◆ Source ◆
****

Babies used in films are well paid. Babies thirty days old or under receive $75 a day; those thirty to ninety days old receive $50 a day; those from three to six months of age receive $25. But any child under six months of age is permitted by law to remain at a studio only two hours a day and allowed an actual working time not to exceed 20 minutes, with exposure to artificial lights limited to 30 seconds at a time. Doctors and nurses must be on hand for frequent physical examinations because the studio is by law responsible for the infants they employ—even six months after their performances.

When production begins, the assistant director each day notifies the casting department what extras are required for the following day. The studio casting directors in the major studios send their orders via teletype to Central Casting, where a bell rings, a light shows, and the order is automatically typed out with the date, the time the extras must report, the name of the director, the number of the production, the type of makeup necessary, and other details. Then follow the number of extras, their ages, costumes, salaries, and other specifications. Known as call sheets, these orders are placed in the hands of assistant casting directors, who sit before call boards containing the names of thousands of extras not working that day. The name plate of each extra has a number of colored dots indicating his or her wardrobe. As the calls for the extras required come in, they are conveyed by a loudspeaker from the telephone switchboard to the specially constructed desks. Thus an assistant casting director may have any call turned over to him. He rejects some, assigns others, and himself phones those he particularly wants.

The routine in assigning minors for atmosphere or bits is much the same as for adults, except that the California State Board of Education keeps a watchful eye over the procedure. Children registered at Central must renew a permit from the board every three months. Permission to keep their names active at Central is predicated on a physical examination and a satisfactory scholastic record. While on the set the children must attend school under the instruction of a teacher appointed by the board (salary paid by the studio), cannot be on the set more than eight hours, and must be attended by a parent or guardian.

The intricate files of Central Casting classify the 12,000 registered extras according to sex, age, height, and general appearance; and list such physical assets as chinlessness, large feet, buck teeth, and cauliflower ears. Registrants are also classified as to previous occupation and proficiency in the various entertainment fields. A machine called the mechanical casting director may be used to run through the files and selects extras of desired qualifications by the numbers on their cards, but it is used infrequently because the employees of Central Casting carry relatively complete files in their heads. The head casting director alone knows by heart the names, addresses, wardrobes, and qualification of several thousand registrants. Unfortunately, only about five per cent of Hollywood’s army of extras get calls. The casting directors themselves freely state that to join the ranks of the extras is the quickest way down. There is almost no hope of advancement, and every chance of slipping. Outside of the studio, however, producers, directors, and talent scouts conduct a continuous hunt for new stars. Little theatres, radio stations, night clubs, and road shows are combed by scouts who work from a central office in New York City.

****

◆ Data shown ◆
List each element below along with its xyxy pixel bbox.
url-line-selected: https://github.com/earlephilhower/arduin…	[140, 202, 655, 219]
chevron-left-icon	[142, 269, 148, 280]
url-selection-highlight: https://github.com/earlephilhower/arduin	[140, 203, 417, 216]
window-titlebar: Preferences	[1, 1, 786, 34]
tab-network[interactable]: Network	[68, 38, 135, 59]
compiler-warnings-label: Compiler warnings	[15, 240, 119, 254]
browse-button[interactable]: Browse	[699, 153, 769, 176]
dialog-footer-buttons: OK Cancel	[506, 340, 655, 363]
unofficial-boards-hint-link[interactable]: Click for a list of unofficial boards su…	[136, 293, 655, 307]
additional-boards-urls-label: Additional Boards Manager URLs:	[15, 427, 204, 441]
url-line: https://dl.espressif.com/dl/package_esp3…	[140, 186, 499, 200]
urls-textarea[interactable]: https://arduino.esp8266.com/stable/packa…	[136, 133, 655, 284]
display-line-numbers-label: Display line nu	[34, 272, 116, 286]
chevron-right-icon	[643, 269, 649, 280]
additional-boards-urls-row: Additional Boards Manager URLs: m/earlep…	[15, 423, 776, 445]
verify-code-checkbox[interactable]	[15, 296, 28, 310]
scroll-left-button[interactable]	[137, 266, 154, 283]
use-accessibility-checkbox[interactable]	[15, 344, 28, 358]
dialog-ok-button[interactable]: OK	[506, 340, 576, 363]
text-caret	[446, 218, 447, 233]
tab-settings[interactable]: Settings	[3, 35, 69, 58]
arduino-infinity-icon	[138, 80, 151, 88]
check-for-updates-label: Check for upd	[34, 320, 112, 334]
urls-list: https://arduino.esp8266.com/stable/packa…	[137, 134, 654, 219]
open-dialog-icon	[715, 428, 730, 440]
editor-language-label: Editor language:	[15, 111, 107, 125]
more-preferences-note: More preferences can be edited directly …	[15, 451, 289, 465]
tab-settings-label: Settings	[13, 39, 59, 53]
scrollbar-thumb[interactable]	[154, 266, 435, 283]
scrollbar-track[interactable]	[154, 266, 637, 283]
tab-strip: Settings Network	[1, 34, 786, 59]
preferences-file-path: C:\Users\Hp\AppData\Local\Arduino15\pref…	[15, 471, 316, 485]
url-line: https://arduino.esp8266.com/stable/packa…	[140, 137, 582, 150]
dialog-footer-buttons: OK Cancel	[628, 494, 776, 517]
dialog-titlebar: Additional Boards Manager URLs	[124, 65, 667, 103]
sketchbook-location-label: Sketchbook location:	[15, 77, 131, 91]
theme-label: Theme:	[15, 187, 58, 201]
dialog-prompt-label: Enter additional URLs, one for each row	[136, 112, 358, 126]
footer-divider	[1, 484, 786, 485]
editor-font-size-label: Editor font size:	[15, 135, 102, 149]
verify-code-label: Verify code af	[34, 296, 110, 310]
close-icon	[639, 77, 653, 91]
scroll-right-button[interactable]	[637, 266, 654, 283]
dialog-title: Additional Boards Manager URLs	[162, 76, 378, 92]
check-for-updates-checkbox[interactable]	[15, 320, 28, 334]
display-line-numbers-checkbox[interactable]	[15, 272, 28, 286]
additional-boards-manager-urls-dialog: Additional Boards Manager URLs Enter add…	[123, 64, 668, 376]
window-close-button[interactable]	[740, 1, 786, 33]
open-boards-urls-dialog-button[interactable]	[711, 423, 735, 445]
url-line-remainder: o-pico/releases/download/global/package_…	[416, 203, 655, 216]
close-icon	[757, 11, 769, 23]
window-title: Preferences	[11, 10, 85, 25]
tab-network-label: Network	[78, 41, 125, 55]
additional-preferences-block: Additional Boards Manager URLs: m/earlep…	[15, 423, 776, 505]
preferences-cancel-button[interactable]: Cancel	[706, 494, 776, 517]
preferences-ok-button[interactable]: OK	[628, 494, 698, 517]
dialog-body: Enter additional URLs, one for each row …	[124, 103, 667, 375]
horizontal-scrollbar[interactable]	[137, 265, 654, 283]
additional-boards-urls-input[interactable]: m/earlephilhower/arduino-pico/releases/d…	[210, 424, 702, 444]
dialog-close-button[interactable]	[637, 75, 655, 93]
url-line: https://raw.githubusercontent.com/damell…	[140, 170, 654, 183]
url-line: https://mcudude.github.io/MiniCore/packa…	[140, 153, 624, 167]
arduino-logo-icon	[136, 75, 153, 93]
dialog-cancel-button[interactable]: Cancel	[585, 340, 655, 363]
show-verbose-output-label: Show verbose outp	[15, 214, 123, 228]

****

◆ Brief 1 ◆
Edit the passage on Hollywood extras, starting with "Babies used in" and going on through "after their performances.", and give that part again with "infants" replaced by "babies".
◆ Brief 2 ◆
Render the lines of the entries as a Markdown table, starting with the first line of the entries and going on through the line with "266, 154, 283]". Leave out blank lines and use the columns "No." for the row number and "Line" for the line.

◆ Full solution 1 ◆
Babies used in films are well paid. Babies thirty days old or under receive $75 a day; those thirty to ninety days old receive $50 a day; those from three to six months of age receive $25. But any child under six months of age is permitted by law to remain at a studio only two hours a day and allowed an actual working time not to exceed 20 minutes, with exposure to artificial lights limited to 30 seconds at a time. Doctors and nurses must be on hand for frequent physical examinations because the studio is by law responsible for the babies they employ—even six months after their performances.

◆ Full solution 2 ◆
| No. | Line |
|---|---|
| 1 | List each element below along with its xyxy pixel bbox. |
| 2 | url-line-selected: https://github.com/earlephilhower/arduin…	[140, 202, 655, 219] |
| 3 | chevron-left-icon	[142, 269, 148, 280] |
| 4 | url-selection-highlight: https://github.com/earlephilhower/arduin	[140, 203, 417, 216] |
| 5 | window-titlebar: Preferences	[1, 1, 786, 34] |
| 6 | tab-network[interactable]: Network	[68, 38, 135, 59] |
| 7 | compiler-warnings-label: Compiler warnings	[15, 240, 119, 254] |
| 8 | browse-button[interactable]: Browse	[699, 153, 769, 176] |
| 9 | dialog-footer-buttons: OK Cancel	[506, 340, 655, 363] |
| 10 | unofficial-boards-hint-link[interactable]: Click for a list of unofficial boards su…	[136, 293, 655, 307] |
| 11 | additional-boards-urls-label: Additional Boards Manager URLs:	[15, 427, 204, 441] |
| 12 | url-line: https://dl.espressif.com/dl/package_esp3…	[140, 186, 499, 200] |
| 13 | urls-textarea[interactable]: https://arduino.esp8266.com/stable/packa…	[136, 133, 655, 284] |
| 14 | display-line-numbers-label: Display line nu	[34, 272, 116, 286] |
| 15 | chevron-right-icon	[643, 269, 649, 280] |
| 16 | additional-boards-urls-row: Additional Boards Manager URLs: m/earlep…	[15, 423, 776, 445] |
| 17 | verify-code-checkbox[interactable]	[15, 296, 28, 310] |
| 18 | scroll-left-button[interactable]	[137, 266, 154, 283] |